## Exercise details
Quote every line as given.

## Material provided
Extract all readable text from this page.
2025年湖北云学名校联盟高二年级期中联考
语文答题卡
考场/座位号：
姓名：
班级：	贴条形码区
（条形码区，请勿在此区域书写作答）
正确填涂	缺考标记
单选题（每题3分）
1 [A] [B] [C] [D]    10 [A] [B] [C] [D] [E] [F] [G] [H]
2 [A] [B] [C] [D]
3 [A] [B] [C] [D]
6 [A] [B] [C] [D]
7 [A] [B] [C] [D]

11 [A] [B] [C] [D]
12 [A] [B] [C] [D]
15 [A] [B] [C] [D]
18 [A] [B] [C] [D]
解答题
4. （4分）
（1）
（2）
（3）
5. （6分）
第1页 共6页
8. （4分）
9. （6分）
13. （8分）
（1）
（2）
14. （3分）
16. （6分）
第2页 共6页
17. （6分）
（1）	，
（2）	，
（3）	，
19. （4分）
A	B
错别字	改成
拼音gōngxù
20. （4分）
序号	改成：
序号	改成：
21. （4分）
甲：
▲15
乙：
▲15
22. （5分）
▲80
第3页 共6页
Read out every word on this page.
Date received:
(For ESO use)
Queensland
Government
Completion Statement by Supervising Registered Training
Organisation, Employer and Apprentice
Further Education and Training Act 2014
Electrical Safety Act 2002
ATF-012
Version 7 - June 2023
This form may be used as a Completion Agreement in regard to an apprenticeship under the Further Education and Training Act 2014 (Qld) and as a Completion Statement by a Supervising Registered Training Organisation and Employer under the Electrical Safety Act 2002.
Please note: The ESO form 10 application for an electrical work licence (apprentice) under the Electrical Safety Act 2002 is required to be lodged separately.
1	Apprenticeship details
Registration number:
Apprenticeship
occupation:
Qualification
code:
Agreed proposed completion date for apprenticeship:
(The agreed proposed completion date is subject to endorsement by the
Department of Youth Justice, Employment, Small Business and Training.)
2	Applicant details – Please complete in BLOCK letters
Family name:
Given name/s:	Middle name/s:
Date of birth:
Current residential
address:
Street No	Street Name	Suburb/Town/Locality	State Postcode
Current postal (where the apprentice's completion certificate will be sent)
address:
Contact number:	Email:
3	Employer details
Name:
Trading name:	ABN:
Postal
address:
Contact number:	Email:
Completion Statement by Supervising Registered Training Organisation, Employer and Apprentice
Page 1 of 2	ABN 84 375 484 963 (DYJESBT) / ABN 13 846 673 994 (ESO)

## Reply to the task
Extract all readable text from this page.
2025年湖北云学名校联盟高二年级期中联考
语文答题卡
考场/座位号：
姓名：
班级：	贴条形码区
（条形码区，请勿在此区域书写作答）
正确填涂	缺考标记
单选题（每题3分）
1 [A] [B] [C] [D]    10 [A] [B] [C] [D] [E] [F] [G] [H]
2 [A] [B] [C] [D]
3 [A] [B] [C] [D]
6 [A] [B] [C] [D]
7 [A] [B] [C] [D]

11 [A] [B] [C] [D]
12 [A] [B] [C] [D]
15 [A] [B] [C] [D]
18 [A] [B] [C] [D]
解答题
4. （4分）
（1）
（2）
（3）
5. （6分）
第1页 共6页
8. （4分）
9. （6分）
13. （8分）
（1）
（2）
14. （3分）
16. （6分）
第2页 共6页
17. （6分）
（1）	，
（2）	，
（3）	，
19. （4分）
A	B
错别字	改成
拼音gōngxù
20. （4分）
序号	改成：
序号	改成：
21. （4分）
甲：
▲15
乙：
▲15
22. （5分）
▲80
第3页 共6页
Read out every word on this page.
Date received:
(For ESO use)
Queensland
Government
Completion Statement by Supervising Registered Training
Organisation, Employer and Apprentice
Further Education and Training Act 2014
Electrical Safety Act 2002
ATF-012
Version 7 - June 2023
This form may be used as a Completion Agreement in regard to an apprenticeship under the Further Education and Training Act 2014 (Qld) and as a Completion Statement by a Supervising Registered Training Organisation and Employer under the Electrical Safety Act 2002.
Please note: The ESO form 10 application for an electrical work licence (apprentice) under the Electrical Safety Act 2002 is required to be lodged separately.
1	Apprenticeship details
Registration number:
Apprenticeship
occupation:
Qualification
code:
Agreed proposed completion date for apprenticeship:
(The agreed proposed completion date is subject to endorsement by the
Department of Youth Justice, Employment, Small Business and Training.)
2	Applicant details – Please complete in BLOCK letters
Family name:
Given name/s:	Middle name/s:
Date of birth:
Current residential
address:
Street No	Street Name	Suburb/Town/Locality	State Postcode
Current postal (where the apprentice's completion certificate will be sent)
address:
Contact number:	Email:
3	Employer details
Name:
Trading name:	ABN:
Postal
address:
Contact number:	Email:
Completion Statement by Supervising Registered Training Organisation, Employer and Apprentice
Page 1 of 2	ABN 84 375 484 963 (DYJESBT) / ABN 13 846 673 994 (ESO)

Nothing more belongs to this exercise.